* BEGIN TEXT SECTION *
March 3rd, 2006
|02:46 pm - Magic for Beginners|
Abigail N in her blog Asking the Wrong Questions, talks about 'Magic for Beginners' by Kelly Link which must (surely) be a shoo-in for the Nebula 'Best novella' Awards (some other candidates are also discussed)
I would really like it if people would read this story and tell me what they thought of it. I think you'll enjoy the read. It's kind of magical-realist, set in modern day America, and media fandom looms quite large as a magical activity (yes, strange, but it works).
A legal online version is linked above (I cut and paste to Word and print to read). It's longish. If you like it you can buy the collection it comes from (same name, Amazon here).
I really loved this story. I like stories where the final ground of meaning is rather undecided, so long as they are well written, and this is.
* END TEXT SECTION *
* WHAT YOU WILL DO *
a. Can you write out again the blog post's passage that opens with the words containing "I would really" and closes with "and this is.", swapping "story" for "tale"?
b. How would you sum up the blog post in two sentences?
None of the entries matter for this work.
* BEGIN SUPPLIED ENTRIES *
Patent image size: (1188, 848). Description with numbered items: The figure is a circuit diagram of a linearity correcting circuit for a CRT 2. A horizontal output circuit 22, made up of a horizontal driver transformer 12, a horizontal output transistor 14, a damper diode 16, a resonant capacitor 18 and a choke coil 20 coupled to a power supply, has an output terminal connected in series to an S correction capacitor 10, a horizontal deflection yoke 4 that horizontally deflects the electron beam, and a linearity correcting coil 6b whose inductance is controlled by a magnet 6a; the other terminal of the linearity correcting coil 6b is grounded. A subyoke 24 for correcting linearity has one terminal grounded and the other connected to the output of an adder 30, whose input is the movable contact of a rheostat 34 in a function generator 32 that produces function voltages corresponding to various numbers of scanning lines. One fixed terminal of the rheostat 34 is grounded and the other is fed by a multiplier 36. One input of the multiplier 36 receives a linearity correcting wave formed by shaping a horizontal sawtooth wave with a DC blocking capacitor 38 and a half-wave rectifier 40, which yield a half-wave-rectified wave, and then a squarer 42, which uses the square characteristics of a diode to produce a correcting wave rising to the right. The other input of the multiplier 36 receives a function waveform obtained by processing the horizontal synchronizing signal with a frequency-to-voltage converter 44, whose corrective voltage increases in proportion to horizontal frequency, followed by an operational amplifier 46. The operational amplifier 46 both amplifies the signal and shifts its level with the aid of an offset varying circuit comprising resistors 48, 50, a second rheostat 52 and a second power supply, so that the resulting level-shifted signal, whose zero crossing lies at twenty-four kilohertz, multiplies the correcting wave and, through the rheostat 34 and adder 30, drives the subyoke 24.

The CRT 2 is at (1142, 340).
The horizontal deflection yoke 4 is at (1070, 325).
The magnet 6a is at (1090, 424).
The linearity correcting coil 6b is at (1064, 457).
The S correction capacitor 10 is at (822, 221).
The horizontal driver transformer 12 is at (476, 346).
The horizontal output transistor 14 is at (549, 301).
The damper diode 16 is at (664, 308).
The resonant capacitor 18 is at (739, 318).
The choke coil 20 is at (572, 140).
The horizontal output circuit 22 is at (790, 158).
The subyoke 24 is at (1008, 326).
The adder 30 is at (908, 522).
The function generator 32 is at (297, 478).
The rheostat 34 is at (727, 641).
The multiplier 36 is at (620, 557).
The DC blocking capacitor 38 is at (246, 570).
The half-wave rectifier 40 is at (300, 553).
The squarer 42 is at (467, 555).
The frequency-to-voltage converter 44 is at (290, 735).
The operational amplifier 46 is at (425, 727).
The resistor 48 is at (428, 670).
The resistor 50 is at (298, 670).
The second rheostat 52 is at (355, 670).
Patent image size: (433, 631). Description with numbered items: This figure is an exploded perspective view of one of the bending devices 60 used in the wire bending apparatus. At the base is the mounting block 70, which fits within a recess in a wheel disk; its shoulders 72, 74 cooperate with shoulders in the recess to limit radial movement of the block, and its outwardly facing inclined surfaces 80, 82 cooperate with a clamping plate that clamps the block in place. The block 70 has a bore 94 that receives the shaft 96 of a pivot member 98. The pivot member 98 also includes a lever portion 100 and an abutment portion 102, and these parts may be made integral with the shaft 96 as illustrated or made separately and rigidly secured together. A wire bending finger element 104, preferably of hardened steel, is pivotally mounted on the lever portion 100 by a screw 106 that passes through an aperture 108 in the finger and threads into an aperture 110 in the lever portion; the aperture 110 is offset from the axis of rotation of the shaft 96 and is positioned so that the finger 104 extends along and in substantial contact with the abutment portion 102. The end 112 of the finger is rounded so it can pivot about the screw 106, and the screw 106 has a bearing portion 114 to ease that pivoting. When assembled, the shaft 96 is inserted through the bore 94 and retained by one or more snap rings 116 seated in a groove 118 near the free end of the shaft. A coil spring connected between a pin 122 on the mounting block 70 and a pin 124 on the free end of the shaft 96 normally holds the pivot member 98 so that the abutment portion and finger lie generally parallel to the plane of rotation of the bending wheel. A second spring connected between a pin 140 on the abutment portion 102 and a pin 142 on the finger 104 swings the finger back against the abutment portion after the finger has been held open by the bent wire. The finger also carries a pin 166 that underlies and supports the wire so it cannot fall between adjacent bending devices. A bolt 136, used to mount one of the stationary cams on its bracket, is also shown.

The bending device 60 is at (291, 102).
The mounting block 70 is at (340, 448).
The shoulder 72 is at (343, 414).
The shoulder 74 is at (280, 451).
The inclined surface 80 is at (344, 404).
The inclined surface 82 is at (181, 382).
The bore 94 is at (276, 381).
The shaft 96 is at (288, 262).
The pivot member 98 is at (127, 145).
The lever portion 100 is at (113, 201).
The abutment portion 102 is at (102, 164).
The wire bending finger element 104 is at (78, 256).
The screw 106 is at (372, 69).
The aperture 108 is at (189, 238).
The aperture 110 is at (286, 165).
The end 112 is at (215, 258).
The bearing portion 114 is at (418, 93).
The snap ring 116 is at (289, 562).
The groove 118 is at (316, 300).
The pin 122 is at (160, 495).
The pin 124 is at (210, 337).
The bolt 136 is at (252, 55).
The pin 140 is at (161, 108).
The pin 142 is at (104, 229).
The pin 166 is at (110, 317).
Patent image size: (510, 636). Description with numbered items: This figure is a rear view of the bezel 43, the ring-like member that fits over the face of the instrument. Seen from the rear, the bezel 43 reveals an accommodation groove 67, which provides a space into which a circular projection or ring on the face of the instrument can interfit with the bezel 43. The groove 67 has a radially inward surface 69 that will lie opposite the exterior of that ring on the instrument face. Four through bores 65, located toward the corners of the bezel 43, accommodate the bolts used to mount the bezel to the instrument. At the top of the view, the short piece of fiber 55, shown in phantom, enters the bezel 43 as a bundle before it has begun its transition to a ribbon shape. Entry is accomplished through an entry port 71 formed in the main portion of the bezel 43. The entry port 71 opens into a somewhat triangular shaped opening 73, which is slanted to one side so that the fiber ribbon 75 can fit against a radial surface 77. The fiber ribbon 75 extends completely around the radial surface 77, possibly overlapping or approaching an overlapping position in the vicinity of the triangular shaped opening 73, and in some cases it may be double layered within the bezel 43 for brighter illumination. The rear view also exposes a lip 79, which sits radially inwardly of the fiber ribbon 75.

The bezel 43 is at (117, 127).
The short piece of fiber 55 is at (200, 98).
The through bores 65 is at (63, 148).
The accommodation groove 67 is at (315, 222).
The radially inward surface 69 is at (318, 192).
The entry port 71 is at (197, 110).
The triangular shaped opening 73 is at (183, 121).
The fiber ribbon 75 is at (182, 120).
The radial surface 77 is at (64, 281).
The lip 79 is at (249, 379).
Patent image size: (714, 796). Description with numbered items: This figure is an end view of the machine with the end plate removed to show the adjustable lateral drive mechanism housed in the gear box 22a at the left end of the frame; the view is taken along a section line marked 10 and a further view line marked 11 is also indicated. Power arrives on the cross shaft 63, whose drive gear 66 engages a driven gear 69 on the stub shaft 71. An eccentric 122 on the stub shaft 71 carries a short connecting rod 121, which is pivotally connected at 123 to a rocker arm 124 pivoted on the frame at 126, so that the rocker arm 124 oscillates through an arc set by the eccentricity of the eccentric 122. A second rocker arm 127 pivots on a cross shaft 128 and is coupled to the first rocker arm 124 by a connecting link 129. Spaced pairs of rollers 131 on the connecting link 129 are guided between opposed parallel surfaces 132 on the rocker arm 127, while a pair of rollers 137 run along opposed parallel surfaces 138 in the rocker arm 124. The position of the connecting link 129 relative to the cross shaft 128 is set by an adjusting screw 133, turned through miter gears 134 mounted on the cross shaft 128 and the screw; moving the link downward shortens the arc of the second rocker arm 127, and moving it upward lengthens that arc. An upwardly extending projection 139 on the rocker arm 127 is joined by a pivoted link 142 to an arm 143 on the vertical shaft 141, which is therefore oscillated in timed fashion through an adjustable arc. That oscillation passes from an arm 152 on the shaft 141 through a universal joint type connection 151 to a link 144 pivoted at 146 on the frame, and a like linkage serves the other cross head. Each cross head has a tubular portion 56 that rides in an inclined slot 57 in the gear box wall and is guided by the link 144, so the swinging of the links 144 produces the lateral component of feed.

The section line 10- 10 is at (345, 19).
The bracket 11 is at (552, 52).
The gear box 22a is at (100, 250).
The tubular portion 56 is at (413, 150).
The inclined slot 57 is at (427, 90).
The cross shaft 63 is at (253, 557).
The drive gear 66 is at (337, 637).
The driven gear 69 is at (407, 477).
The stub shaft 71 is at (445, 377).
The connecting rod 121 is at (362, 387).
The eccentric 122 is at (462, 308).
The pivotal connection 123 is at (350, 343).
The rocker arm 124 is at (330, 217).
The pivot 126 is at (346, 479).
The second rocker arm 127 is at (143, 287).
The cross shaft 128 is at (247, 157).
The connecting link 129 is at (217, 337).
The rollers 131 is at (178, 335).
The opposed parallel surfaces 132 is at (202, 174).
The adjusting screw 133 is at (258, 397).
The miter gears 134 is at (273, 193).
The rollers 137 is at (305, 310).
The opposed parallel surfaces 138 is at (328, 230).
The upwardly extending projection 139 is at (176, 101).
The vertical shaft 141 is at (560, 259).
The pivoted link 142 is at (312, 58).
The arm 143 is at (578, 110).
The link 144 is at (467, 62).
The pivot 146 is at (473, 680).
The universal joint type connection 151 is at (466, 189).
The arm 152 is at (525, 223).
* END SUPPLIED ENTRIES *
* TASK-BY-TASK ANSWERS *
a.
I would really like it if people would read this tale and tell me what they thought of it. I think you'll enjoy the read. It's kind of magical-realist, set in modern day America, and media fandom looms quite large as a magical activity (yes, strange, but it works).
A legal online version is linked above (I cut and paste to Word and print to read). It's longish. If you like it you can buy the collection it comes from (same name, Amazon here).
I really loved this tale. I like stories where the final ground of meaning is rather undecided, so long as they are well written, and this is.

b. The blog post points to Abigail N's discussion of Kelly Link's 'Magic for Beginners,' which the writer thinks must surely win the Nebula award for best novella, and asks readers to read the story and say what they thought. The writer calls it a magical-realist story set in modern-day America where media fandom works as magic, notes that a legal online version is linked and the collection can be bought, and says they loved it.